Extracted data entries
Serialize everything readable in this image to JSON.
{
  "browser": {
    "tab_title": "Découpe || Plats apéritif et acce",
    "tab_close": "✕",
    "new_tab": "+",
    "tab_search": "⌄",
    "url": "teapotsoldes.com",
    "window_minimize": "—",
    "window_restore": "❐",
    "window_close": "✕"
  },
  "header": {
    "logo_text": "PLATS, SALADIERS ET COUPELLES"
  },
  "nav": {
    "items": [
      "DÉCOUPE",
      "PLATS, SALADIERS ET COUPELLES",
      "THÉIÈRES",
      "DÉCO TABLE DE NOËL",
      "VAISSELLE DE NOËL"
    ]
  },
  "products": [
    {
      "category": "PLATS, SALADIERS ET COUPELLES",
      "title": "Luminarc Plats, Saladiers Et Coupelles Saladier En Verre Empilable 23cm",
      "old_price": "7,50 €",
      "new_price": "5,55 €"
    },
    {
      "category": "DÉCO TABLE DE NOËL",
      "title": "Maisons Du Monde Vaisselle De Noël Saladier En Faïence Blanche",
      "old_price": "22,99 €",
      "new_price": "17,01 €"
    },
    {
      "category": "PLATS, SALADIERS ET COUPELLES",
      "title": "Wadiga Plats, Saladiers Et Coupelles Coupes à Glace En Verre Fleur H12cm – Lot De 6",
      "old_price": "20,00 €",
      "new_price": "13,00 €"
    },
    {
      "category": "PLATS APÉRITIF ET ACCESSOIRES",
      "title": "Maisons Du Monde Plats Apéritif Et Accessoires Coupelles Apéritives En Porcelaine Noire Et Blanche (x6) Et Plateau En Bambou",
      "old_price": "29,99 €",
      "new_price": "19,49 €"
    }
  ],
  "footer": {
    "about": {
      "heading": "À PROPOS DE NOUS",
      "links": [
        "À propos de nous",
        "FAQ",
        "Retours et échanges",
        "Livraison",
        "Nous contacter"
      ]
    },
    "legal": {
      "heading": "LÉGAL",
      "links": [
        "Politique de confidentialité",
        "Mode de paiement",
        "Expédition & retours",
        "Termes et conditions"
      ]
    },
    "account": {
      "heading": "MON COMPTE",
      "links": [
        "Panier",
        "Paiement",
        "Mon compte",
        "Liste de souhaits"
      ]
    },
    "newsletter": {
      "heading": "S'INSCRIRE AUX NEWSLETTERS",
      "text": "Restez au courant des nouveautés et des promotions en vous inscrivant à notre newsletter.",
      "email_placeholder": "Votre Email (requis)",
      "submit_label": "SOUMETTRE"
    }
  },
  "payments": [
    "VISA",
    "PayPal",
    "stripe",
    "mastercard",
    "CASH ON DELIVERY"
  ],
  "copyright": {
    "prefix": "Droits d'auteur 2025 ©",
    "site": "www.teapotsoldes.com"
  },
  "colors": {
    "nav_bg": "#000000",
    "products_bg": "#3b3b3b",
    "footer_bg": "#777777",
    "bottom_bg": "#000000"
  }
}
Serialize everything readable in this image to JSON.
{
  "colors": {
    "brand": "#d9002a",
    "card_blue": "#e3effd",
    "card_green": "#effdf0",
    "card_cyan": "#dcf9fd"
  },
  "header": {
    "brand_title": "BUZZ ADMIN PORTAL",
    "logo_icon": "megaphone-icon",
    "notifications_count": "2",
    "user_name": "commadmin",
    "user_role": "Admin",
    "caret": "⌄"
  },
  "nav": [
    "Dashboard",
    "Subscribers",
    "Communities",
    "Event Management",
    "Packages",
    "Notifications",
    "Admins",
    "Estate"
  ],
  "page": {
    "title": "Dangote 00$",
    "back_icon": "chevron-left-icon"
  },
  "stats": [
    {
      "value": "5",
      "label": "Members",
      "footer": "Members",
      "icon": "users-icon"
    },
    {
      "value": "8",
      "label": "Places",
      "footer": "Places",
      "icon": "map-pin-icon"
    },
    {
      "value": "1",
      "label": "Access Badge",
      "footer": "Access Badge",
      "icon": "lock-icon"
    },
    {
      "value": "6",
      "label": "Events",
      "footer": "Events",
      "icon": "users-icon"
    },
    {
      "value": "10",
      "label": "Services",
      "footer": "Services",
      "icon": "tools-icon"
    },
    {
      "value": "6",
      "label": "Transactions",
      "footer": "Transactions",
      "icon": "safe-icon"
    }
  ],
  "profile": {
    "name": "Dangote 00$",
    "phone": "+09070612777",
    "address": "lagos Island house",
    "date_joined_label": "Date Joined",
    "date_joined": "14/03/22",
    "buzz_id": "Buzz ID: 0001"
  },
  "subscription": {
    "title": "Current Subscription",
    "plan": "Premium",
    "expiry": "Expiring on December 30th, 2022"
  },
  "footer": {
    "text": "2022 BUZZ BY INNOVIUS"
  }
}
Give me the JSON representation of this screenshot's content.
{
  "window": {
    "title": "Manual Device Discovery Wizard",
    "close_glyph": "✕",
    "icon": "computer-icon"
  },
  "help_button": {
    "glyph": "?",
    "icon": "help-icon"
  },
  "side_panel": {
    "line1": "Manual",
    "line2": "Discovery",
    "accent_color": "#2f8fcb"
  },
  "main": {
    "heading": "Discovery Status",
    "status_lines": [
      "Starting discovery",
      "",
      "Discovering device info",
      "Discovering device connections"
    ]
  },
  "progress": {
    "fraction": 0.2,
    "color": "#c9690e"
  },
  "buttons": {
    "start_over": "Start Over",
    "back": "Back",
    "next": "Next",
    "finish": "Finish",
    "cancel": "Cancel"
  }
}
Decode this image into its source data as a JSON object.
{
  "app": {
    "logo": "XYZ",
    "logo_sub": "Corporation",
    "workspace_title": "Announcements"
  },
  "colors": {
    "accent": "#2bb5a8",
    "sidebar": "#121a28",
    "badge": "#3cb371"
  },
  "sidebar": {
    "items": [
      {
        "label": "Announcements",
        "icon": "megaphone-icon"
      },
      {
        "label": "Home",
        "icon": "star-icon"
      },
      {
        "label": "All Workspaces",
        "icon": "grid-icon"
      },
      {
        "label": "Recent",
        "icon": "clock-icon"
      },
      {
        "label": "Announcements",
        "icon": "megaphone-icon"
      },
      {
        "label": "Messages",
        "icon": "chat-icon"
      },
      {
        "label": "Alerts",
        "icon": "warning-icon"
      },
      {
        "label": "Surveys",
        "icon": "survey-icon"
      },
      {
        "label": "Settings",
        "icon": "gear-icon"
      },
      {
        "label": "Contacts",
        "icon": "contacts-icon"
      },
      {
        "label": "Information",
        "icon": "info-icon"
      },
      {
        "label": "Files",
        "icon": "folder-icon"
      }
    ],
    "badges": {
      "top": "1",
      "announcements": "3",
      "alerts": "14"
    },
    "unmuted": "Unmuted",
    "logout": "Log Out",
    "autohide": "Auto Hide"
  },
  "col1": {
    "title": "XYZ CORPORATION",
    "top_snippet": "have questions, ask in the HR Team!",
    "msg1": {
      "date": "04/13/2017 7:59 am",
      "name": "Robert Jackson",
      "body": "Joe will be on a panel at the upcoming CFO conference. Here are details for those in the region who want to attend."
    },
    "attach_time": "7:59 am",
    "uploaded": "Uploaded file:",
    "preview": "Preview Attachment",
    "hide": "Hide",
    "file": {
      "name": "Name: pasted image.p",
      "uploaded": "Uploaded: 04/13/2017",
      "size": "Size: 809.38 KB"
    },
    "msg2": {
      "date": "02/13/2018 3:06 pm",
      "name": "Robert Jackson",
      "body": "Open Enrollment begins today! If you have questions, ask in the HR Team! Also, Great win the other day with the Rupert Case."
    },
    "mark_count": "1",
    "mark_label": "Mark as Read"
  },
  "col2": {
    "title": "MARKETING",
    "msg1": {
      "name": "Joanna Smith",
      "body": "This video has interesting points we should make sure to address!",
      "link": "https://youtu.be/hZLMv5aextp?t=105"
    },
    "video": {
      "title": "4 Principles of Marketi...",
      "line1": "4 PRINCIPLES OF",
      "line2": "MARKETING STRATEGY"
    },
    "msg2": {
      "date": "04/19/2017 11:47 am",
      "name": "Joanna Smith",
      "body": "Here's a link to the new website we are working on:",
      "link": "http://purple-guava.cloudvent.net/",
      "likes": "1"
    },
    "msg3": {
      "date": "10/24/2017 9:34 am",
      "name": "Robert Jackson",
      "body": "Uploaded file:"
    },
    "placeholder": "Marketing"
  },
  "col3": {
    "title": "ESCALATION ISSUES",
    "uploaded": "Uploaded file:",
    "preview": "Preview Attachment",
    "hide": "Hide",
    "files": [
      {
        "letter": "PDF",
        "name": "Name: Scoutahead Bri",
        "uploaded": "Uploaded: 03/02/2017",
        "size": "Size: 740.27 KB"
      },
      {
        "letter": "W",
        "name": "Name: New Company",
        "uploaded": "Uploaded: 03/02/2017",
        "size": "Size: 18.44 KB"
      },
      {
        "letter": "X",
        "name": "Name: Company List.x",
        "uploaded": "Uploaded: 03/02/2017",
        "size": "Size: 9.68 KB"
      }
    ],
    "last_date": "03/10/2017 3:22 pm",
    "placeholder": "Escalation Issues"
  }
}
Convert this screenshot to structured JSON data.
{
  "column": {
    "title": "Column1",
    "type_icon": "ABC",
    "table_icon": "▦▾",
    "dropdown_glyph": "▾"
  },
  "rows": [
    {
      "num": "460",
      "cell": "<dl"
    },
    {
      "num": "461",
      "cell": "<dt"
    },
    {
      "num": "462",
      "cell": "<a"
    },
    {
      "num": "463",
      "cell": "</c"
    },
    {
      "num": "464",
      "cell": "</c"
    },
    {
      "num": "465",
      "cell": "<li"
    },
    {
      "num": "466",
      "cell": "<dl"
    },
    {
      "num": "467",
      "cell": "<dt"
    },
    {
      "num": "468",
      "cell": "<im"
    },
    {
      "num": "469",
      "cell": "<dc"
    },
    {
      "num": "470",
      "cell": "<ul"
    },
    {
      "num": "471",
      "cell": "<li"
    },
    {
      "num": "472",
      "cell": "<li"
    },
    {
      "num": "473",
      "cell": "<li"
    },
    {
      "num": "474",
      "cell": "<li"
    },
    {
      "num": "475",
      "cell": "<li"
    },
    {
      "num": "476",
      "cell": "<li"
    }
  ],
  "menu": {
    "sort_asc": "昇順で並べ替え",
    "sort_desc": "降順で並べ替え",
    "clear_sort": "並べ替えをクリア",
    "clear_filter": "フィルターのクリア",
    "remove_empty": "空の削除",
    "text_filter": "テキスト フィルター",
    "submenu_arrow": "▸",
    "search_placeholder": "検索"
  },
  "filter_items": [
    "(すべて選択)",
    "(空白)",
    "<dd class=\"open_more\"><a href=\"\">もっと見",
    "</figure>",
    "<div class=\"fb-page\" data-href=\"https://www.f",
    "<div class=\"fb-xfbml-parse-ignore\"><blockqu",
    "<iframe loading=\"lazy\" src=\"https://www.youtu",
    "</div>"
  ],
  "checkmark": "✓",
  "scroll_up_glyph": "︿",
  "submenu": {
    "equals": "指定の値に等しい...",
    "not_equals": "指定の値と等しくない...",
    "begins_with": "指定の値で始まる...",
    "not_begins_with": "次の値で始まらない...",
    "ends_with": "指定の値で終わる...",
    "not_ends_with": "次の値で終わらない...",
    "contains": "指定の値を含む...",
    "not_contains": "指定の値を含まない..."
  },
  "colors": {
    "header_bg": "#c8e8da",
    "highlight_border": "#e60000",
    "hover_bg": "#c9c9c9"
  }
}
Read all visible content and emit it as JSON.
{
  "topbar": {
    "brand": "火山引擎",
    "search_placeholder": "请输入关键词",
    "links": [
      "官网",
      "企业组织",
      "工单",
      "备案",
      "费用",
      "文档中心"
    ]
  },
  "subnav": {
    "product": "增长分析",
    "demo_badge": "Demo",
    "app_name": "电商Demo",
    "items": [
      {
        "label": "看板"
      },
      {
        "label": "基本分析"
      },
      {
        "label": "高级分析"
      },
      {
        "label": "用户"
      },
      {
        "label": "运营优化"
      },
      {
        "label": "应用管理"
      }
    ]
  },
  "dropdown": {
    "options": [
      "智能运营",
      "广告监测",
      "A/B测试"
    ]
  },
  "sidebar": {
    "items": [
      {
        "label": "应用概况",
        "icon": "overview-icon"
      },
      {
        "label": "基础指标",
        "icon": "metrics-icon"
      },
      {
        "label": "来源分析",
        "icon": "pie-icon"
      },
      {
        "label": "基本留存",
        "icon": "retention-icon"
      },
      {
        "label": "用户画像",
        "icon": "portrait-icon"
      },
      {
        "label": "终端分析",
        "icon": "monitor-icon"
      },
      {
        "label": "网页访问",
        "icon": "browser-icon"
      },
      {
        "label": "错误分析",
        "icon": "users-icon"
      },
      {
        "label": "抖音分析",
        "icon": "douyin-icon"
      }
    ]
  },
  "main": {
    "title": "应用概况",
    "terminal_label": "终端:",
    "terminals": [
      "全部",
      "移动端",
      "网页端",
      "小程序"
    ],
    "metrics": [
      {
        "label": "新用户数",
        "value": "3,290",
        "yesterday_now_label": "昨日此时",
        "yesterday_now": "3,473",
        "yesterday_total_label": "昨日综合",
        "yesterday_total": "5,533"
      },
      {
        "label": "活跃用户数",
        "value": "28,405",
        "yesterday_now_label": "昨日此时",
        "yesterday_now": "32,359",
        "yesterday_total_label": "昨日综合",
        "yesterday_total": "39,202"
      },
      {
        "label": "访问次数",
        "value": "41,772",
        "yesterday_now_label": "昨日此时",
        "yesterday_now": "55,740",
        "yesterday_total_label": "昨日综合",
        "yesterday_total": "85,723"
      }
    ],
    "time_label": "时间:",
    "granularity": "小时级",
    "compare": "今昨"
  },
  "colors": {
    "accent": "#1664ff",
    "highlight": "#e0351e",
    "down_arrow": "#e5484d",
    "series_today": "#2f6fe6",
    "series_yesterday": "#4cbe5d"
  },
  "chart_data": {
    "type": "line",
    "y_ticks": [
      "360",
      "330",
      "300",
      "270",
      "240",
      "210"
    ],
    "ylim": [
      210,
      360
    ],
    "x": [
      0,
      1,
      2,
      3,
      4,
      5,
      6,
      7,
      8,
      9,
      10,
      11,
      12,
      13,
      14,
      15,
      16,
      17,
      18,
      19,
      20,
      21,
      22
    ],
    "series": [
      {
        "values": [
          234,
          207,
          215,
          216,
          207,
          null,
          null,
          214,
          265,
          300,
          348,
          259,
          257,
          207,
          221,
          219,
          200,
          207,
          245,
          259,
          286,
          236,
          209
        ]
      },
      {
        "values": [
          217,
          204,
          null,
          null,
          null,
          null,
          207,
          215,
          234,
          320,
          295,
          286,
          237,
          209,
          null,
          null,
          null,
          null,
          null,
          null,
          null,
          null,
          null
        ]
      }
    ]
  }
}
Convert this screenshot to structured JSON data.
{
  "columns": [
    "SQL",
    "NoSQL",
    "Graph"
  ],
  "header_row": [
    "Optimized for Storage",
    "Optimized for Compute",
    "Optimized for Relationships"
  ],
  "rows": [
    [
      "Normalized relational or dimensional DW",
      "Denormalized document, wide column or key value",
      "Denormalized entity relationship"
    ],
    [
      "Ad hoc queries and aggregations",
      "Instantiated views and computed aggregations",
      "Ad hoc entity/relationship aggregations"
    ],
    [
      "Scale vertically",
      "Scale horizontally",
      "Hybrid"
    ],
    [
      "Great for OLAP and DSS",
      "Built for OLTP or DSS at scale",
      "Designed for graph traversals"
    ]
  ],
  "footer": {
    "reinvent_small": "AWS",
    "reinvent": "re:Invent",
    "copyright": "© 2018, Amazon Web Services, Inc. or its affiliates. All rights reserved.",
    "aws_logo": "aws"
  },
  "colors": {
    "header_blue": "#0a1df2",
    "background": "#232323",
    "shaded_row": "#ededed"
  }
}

** TASK STATEMENT **
Check each line of the records above for the string "Maisons", and report every line that has it.

** RESULT FOR THIS TASK **
      "title": "Maisons Du Monde Vaisselle De Noël Saladier En Faïence Blanche",
      "title": "Maisons Du Monde Plats Apéritif Et Accessoires Coupelles Apéritives En Porcelaine Noire Et Blanche (x6) Et Plateau En Bambou",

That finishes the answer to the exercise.